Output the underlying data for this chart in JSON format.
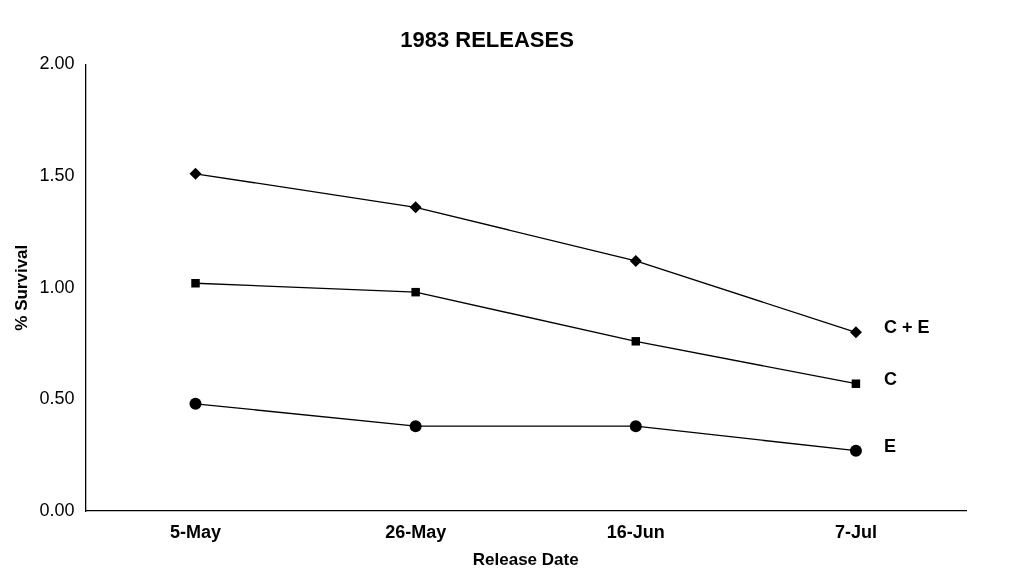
{
  "chart_data": {
    "type": "line",
    "title": "1983 RELEASES",
    "xlabel": "Release Date",
    "ylabel": "% Survival",
    "categories": [
      "5-May",
      "26-May",
      "16-Jun",
      "7-Jul"
    ],
    "series": [
      {
        "name": "C + E",
        "color": "#000000",
        "marker": "diamond",
        "values": [
          1.51,
          1.36,
          1.12,
          0.8
        ]
      },
      {
        "name": "C",
        "color": "#000000",
        "marker": "square",
        "values": [
          1.02,
          0.98,
          0.76,
          0.57
        ]
      },
      {
        "name": "E",
        "color": "#000000",
        "marker": "circle",
        "values": [
          0.48,
          0.38,
          0.38,
          0.27
        ]
      }
    ],
    "ylim": [
      0,
      2
    ],
    "yticks": [
      {
        "value": 0,
        "label": "0.00"
      },
      {
        "value": 0.5,
        "label": "0.50"
      },
      {
        "value": 1,
        "label": "1.00"
      },
      {
        "value": 1.5,
        "label": "1.50"
      },
      {
        "value": 2,
        "label": "2.00"
      }
    ],
    "grid": false,
    "legend": false,
    "line_style": "solid"
  }
}
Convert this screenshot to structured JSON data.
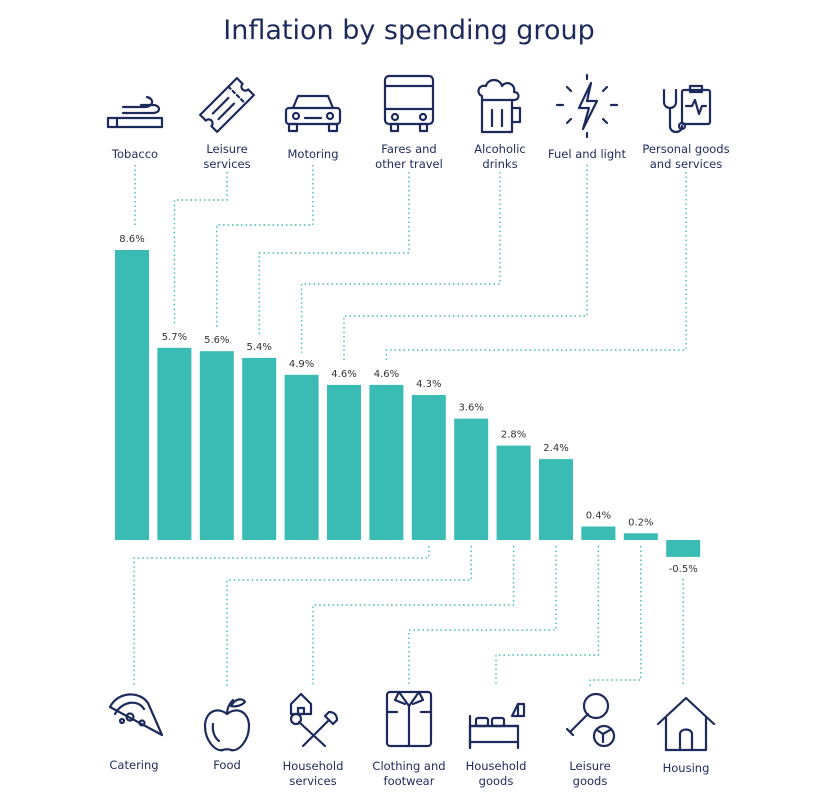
{
  "chart_data": {
    "type": "bar",
    "title": "Inflation by spending group",
    "value_suffix": "%",
    "bar_color": "#3abcb4",
    "ylim": [
      -0.5,
      8.6
    ],
    "bars": [
      {
        "category": "Tobacco",
        "value": 8.6,
        "value_label": "8.6%",
        "label_lines": [
          "Tobacco"
        ],
        "icon": "cigarette-icon"
      },
      {
        "category": "Leisure services",
        "value": 5.7,
        "value_label": "5.7%",
        "label_lines": [
          "Leisure",
          "services"
        ],
        "icon": "ticket-icon"
      },
      {
        "category": "Motoring",
        "value": 5.6,
        "value_label": "5.6%",
        "label_lines": [
          "Motoring"
        ],
        "icon": "car-icon"
      },
      {
        "category": "Fares and other travel",
        "value": 5.4,
        "value_label": "5.4%",
        "label_lines": [
          "Fares and",
          "other travel"
        ],
        "icon": "bus-icon"
      },
      {
        "category": "Alcoholic drinks",
        "value": 4.9,
        "value_label": "4.9%",
        "label_lines": [
          "Alcoholic",
          "drinks"
        ],
        "icon": "beer-mug-icon"
      },
      {
        "category": "Fuel and light",
        "value": 4.6,
        "value_label": "4.6%",
        "label_lines": [
          "Fuel and light"
        ],
        "icon": "lightning-bolt-icon"
      },
      {
        "category": "Personal goods and services",
        "value": 4.6,
        "value_label": "4.6%",
        "label_lines": [
          "Personal goods",
          "and services"
        ],
        "icon": "stethoscope-clipboard-icon"
      },
      {
        "category": "Catering",
        "value": 4.3,
        "value_label": "4.3%",
        "label_lines": [
          "Catering"
        ],
        "icon": "pizza-slice-icon"
      },
      {
        "category": "Food",
        "value": 3.6,
        "value_label": "3.6%",
        "label_lines": [
          "Food"
        ],
        "icon": "apple-icon"
      },
      {
        "category": "Household services",
        "value": 2.8,
        "value_label": "2.8%",
        "label_lines": [
          "Household",
          "services"
        ],
        "icon": "house-tools-icon"
      },
      {
        "category": "Clothing and footwear",
        "value": 2.4,
        "value_label": "2.4%",
        "label_lines": [
          "Clothing and",
          "footwear"
        ],
        "icon": "shirt-icon"
      },
      {
        "category": "Household goods",
        "value": 0.4,
        "value_label": "0.4%",
        "label_lines": [
          "Household",
          "goods"
        ],
        "icon": "bed-icon"
      },
      {
        "category": "Leisure goods",
        "value": 0.2,
        "value_label": "0.2%",
        "label_lines": [
          "Leisure",
          "goods"
        ],
        "icon": "racket-ball-icon"
      },
      {
        "category": "Housing",
        "value": -0.5,
        "value_label": "-0.5%",
        "label_lines": [
          "Housing"
        ],
        "icon": "house-icon"
      }
    ]
  }
}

◆ ◆ ◆

### Exercise directions
Take every line containing the word "travel" and copy it.

### Worked answer
        "category": "Fares and other travel",
          "other travel"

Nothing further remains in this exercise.